**Written problem**
What lines of the data hold the string "screenshot"? Pull each one out.

===============

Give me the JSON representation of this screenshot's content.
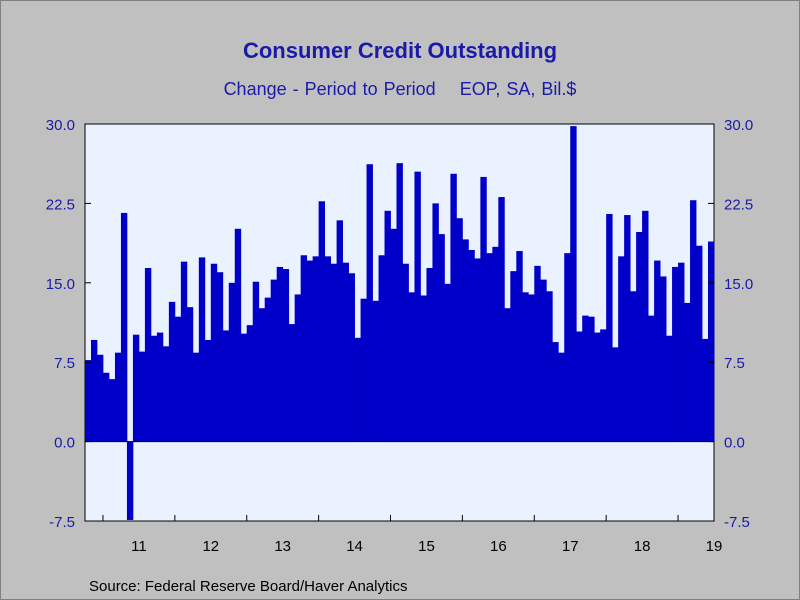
{
  "chart_data": {
    "type": "bar",
    "title": "Consumer Credit Outstanding",
    "subtitle_left": "Change - Period to Period",
    "subtitle_right": "EOP, SA, Bil.$",
    "source": "Source:  Federal Reserve Board/Haver Analytics",
    "ylim": [
      -7.5,
      30.0
    ],
    "yticks": [
      "30.0",
      "22.5",
      "15.0",
      "7.5",
      "0.0",
      "-7.5"
    ],
    "xtick_labels": [
      "11",
      "12",
      "13",
      "14",
      "15",
      "16",
      "17",
      "18",
      "19"
    ],
    "frequency": "monthly",
    "start": "2010-10",
    "values": [
      7.7,
      9.6,
      8.2,
      6.5,
      5.9,
      8.4,
      21.6,
      -7.4,
      10.1,
      8.5,
      16.4,
      10.0,
      10.3,
      9.0,
      13.2,
      11.8,
      17.0,
      12.7,
      8.4,
      17.4,
      9.6,
      16.8,
      16.0,
      10.5,
      15.0,
      20.1,
      10.2,
      11.0,
      15.1,
      12.6,
      13.6,
      15.3,
      16.5,
      16.3,
      11.1,
      13.9,
      17.6,
      17.1,
      17.5,
      22.7,
      17.5,
      16.8,
      20.9,
      16.9,
      15.9,
      9.8,
      13.5,
      26.2,
      13.3,
      17.6,
      21.8,
      20.1,
      26.3,
      16.8,
      14.1,
      25.5,
      13.8,
      16.4,
      22.5,
      19.6,
      14.9,
      25.3,
      21.1,
      19.1,
      18.1,
      17.3,
      25.0,
      17.8,
      18.4,
      23.1,
      12.6,
      16.1,
      18.0,
      14.1,
      13.9,
      16.6,
      15.3,
      14.2,
      9.4,
      8.4,
      17.8,
      29.8,
      10.4,
      11.9,
      11.8,
      10.3,
      10.6,
      21.5,
      8.9,
      17.5,
      21.4,
      14.2,
      19.8,
      21.8,
      11.9,
      17.1,
      15.6,
      10.0,
      16.5,
      16.9,
      13.1,
      22.8,
      18.5,
      9.7,
      18.9
    ],
    "color": "#0000c8",
    "grid": false
  }
}
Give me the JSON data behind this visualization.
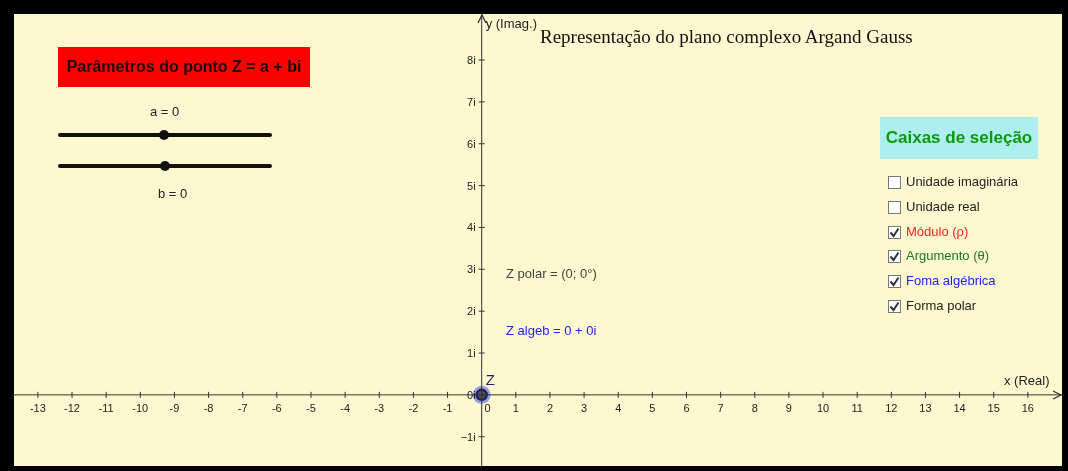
{
  "chart_data": {
    "type": "scatter",
    "title": "Representação do plano complexo Argand Gauss",
    "xlabel": "x (Real)",
    "ylabel": "y (Imag.)",
    "x": [
      0
    ],
    "series": [
      {
        "color": "#1f1f5f",
        "values": [
          0
        ]
      }
    ],
    "marker": "circle",
    "xlim": [
      -13.7,
      17.0
    ],
    "ylim": [
      -1.7,
      9.1
    ],
    "xticks": [
      -13,
      -12,
      -11,
      -10,
      -9,
      -8,
      -7,
      -6,
      -5,
      -4,
      -3,
      -2,
      -1,
      0,
      1,
      2,
      3,
      4,
      5,
      6,
      7,
      8,
      9,
      10,
      11,
      12,
      13,
      14,
      15,
      16
    ],
    "yticks": [
      {
        "value": -1,
        "label": "−1i"
      },
      {
        "value": 0,
        "label": "0i"
      },
      {
        "value": 1,
        "label": "1i"
      },
      {
        "value": 2,
        "label": "2i"
      },
      {
        "value": 3,
        "label": "3i"
      },
      {
        "value": 4,
        "label": "4i"
      },
      {
        "value": 5,
        "label": "5i"
      },
      {
        "value": 6,
        "label": "6i"
      },
      {
        "value": 7,
        "label": "7i"
      },
      {
        "value": 8,
        "label": "8i"
      }
    ],
    "annotations": [
      {
        "text": "Z",
        "x": 0,
        "y": 0
      },
      "Parâmetros do ponto Z = a + bi",
      "a = 0",
      "b = 0",
      "Caixas de seleção",
      "Unidade imaginária",
      "Unidade real",
      "Módulo (ρ)",
      "Argumento (θ)",
      "Foma algébrica",
      "Forma polar",
      "Z polar = (0; 0°)",
      "Z algeb = 0 + 0i"
    ]
  }
}
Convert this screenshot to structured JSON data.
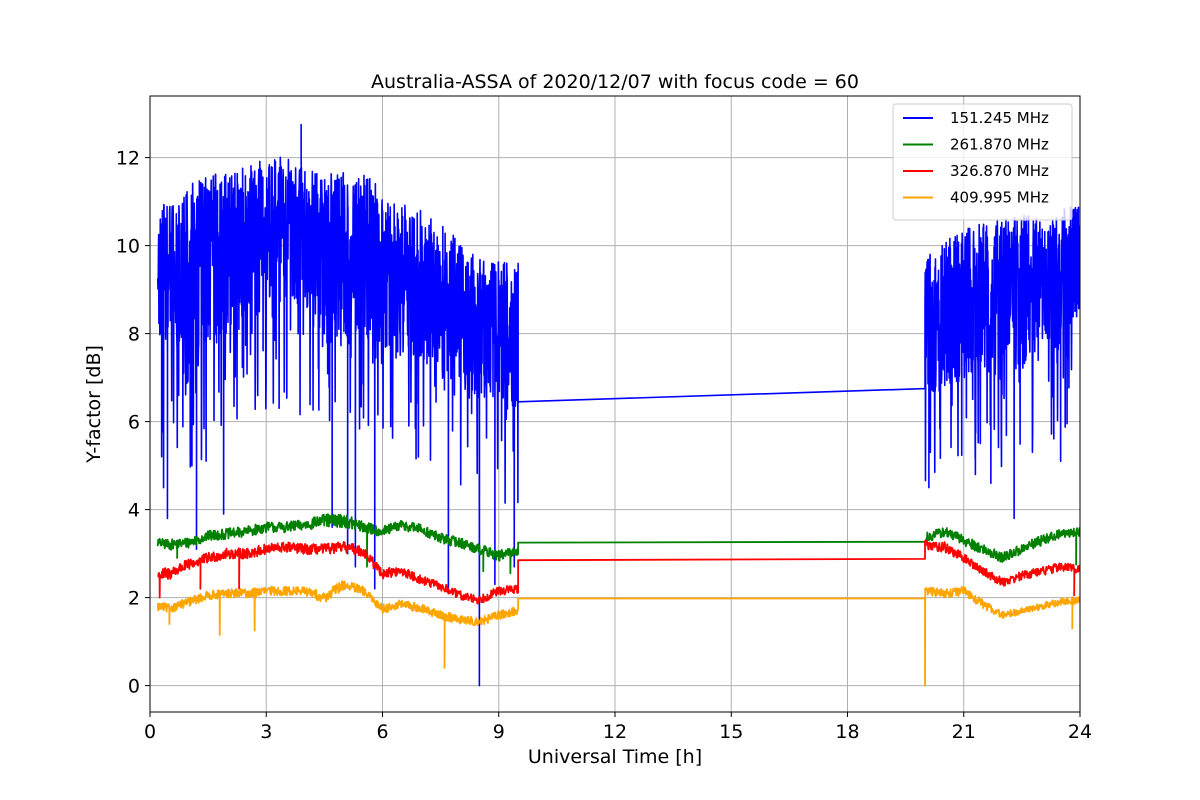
{
  "chart_data": {
    "type": "line",
    "title": "Australia-ASSA of 2020/12/07 with focus code = 60",
    "xlabel": "Universal Time [h]",
    "ylabel": "Y-factor [dB]",
    "xlim": [
      0,
      24
    ],
    "ylim": [
      -0.6,
      13.4
    ],
    "xticks": [
      0,
      3,
      6,
      9,
      12,
      15,
      18,
      21,
      24
    ],
    "yticks": [
      0,
      2,
      4,
      6,
      8,
      10,
      12
    ],
    "grid": true,
    "legend_position": "upper right",
    "series": [
      {
        "name": "151.245 MHz",
        "color": "#0000ff",
        "style": "noisy",
        "x": [
          0.2,
          0.5,
          1.0,
          1.5,
          2.0,
          2.5,
          3.0,
          3.5,
          4.0,
          4.5,
          5.0,
          5.5,
          6.0,
          6.5,
          7.0,
          7.5,
          8.0,
          8.5,
          9.0,
          9.5,
          20.0,
          20.5,
          21.0,
          21.5,
          22.0,
          22.5,
          23.0,
          23.5,
          24.0
        ],
        "y": [
          9.6,
          9.4,
          9.6,
          9.8,
          10.0,
          10.2,
          10.4,
          10.3,
          10.2,
          9.8,
          9.9,
          10.0,
          9.6,
          9.4,
          9.2,
          8.9,
          8.6,
          8.3,
          8.2,
          8.0,
          8.2,
          8.6,
          8.8,
          8.9,
          9.0,
          9.1,
          9.2,
          9.4,
          9.5
        ],
        "amplitude": [
          1.4,
          1.5,
          1.8,
          1.8,
          1.7,
          1.6,
          1.6,
          1.8,
          1.6,
          1.8,
          1.8,
          1.7,
          1.7,
          1.6,
          1.6,
          1.6,
          1.6,
          1.4,
          1.5,
          1.6,
          1.5,
          1.5,
          1.6,
          1.6,
          1.6,
          1.6,
          1.5,
          1.5,
          1.4
        ],
        "gap": {
          "from": 9.5,
          "to": 20.0,
          "y_from": 6.45,
          "y_to": 6.75
        },
        "spikes": [
          [
            0.3,
            5.2
          ],
          [
            0.35,
            4.5
          ],
          [
            0.45,
            3.8
          ],
          [
            1.2,
            3.1
          ],
          [
            1.9,
            3.9
          ],
          [
            3.9,
            12.75
          ],
          [
            4.7,
            3.6
          ],
          [
            5.1,
            3.0
          ],
          [
            5.3,
            2.7
          ],
          [
            5.8,
            2.2
          ],
          [
            7.7,
            2.2
          ],
          [
            8.5,
            0.0
          ],
          [
            8.9,
            2.3
          ],
          [
            9.4,
            2.7
          ],
          [
            20.1,
            4.5
          ],
          [
            21.3,
            4.8
          ],
          [
            21.7,
            4.6
          ],
          [
            22.3,
            3.8
          ],
          [
            23.5,
            5.1
          ]
        ]
      },
      {
        "name": "261.870 MHz",
        "color": "#008000",
        "style": "smooth",
        "x": [
          0.2,
          0.5,
          1.0,
          1.5,
          2.0,
          2.5,
          3.0,
          3.5,
          4.0,
          4.5,
          5.0,
          5.5,
          6.0,
          6.5,
          7.0,
          7.5,
          8.0,
          8.5,
          9.0,
          9.5,
          20.0,
          20.5,
          21.0,
          21.5,
          22.0,
          22.5,
          23.0,
          23.5,
          24.0
        ],
        "y": [
          3.25,
          3.2,
          3.25,
          3.4,
          3.45,
          3.5,
          3.6,
          3.6,
          3.65,
          3.75,
          3.75,
          3.6,
          3.5,
          3.65,
          3.55,
          3.35,
          3.25,
          3.1,
          2.95,
          3.05,
          3.35,
          3.5,
          3.3,
          3.1,
          2.9,
          3.1,
          3.3,
          3.45,
          3.5
        ],
        "amplitude": [
          0.1,
          0.12,
          0.12,
          0.12,
          0.12,
          0.12,
          0.12,
          0.12,
          0.12,
          0.15,
          0.15,
          0.14,
          0.12,
          0.12,
          0.12,
          0.12,
          0.12,
          0.12,
          0.12,
          0.12,
          0.12,
          0.12,
          0.12,
          0.12,
          0.12,
          0.12,
          0.12,
          0.1,
          0.1
        ],
        "gap": {
          "from": 9.5,
          "to": 20.0,
          "y_from": 3.25,
          "y_to": 3.27
        },
        "spikes": [
          [
            0.7,
            2.9
          ],
          [
            5.6,
            2.7
          ],
          [
            8.6,
            2.6
          ],
          [
            9.3,
            2.55
          ],
          [
            23.9,
            2.75
          ]
        ]
      },
      {
        "name": "326.870 MHz",
        "color": "#ff0000",
        "style": "smooth",
        "x": [
          0.2,
          0.5,
          1.0,
          1.5,
          2.0,
          2.5,
          3.0,
          3.5,
          4.0,
          4.5,
          5.0,
          5.5,
          6.0,
          6.5,
          7.0,
          7.5,
          8.0,
          8.5,
          9.0,
          9.5,
          20.0,
          20.5,
          21.0,
          21.5,
          22.0,
          22.5,
          23.0,
          23.5,
          24.0
        ],
        "y": [
          2.5,
          2.55,
          2.75,
          2.9,
          3.0,
          3.0,
          3.1,
          3.15,
          3.1,
          3.1,
          3.15,
          3.05,
          2.55,
          2.6,
          2.4,
          2.25,
          2.05,
          1.95,
          2.15,
          2.2,
          3.2,
          3.15,
          2.9,
          2.6,
          2.35,
          2.5,
          2.6,
          2.7,
          2.65
        ],
        "amplitude": [
          0.15,
          0.15,
          0.12,
          0.12,
          0.12,
          0.12,
          0.12,
          0.12,
          0.12,
          0.12,
          0.12,
          0.12,
          0.12,
          0.1,
          0.1,
          0.1,
          0.1,
          0.1,
          0.1,
          0.1,
          0.1,
          0.12,
          0.1,
          0.1,
          0.1,
          0.1,
          0.1,
          0.1,
          0.1
        ],
        "gap": {
          "from": 9.5,
          "to": 20.0,
          "y_from": 2.85,
          "y_to": 2.88
        },
        "spikes": [
          [
            0.25,
            2.0
          ],
          [
            1.3,
            2.2
          ],
          [
            2.3,
            2.2
          ],
          [
            23.85,
            2.05
          ]
        ]
      },
      {
        "name": "409.995 MHz",
        "color": "#ffa500",
        "style": "smooth",
        "x": [
          0.2,
          0.5,
          1.0,
          1.5,
          2.0,
          2.5,
          3.0,
          3.5,
          4.0,
          4.5,
          5.0,
          5.5,
          6.0,
          6.5,
          7.0,
          7.5,
          8.0,
          8.5,
          9.0,
          9.5,
          20.0,
          20.5,
          21.0,
          21.5,
          22.0,
          22.5,
          23.0,
          23.5,
          24.0
        ],
        "y": [
          1.8,
          1.75,
          1.9,
          2.05,
          2.1,
          2.1,
          2.15,
          2.15,
          2.15,
          2.0,
          2.3,
          2.15,
          1.75,
          1.85,
          1.75,
          1.6,
          1.5,
          1.45,
          1.6,
          1.7,
          2.15,
          2.1,
          2.15,
          1.85,
          1.6,
          1.7,
          1.8,
          1.9,
          1.95
        ],
        "amplitude": [
          0.1,
          0.1,
          0.1,
          0.1,
          0.1,
          0.1,
          0.1,
          0.1,
          0.1,
          0.12,
          0.12,
          0.1,
          0.1,
          0.1,
          0.1,
          0.1,
          0.1,
          0.1,
          0.1,
          0.1,
          0.1,
          0.1,
          0.1,
          0.1,
          0.08,
          0.08,
          0.08,
          0.08,
          0.08
        ],
        "gap": {
          "from": 9.5,
          "to": 20.0,
          "y_from": 1.98,
          "y_to": 1.98
        },
        "spikes": [
          [
            0.5,
            1.4
          ],
          [
            1.8,
            1.15
          ],
          [
            2.7,
            1.25
          ],
          [
            7.6,
            0.4
          ],
          [
            20.0,
            0.0
          ],
          [
            23.8,
            1.3
          ]
        ]
      }
    ]
  }
}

===============

**Completed task**
Give me the JSON representation of this screenshot's content.
Convert this screenshot to structured JSON data.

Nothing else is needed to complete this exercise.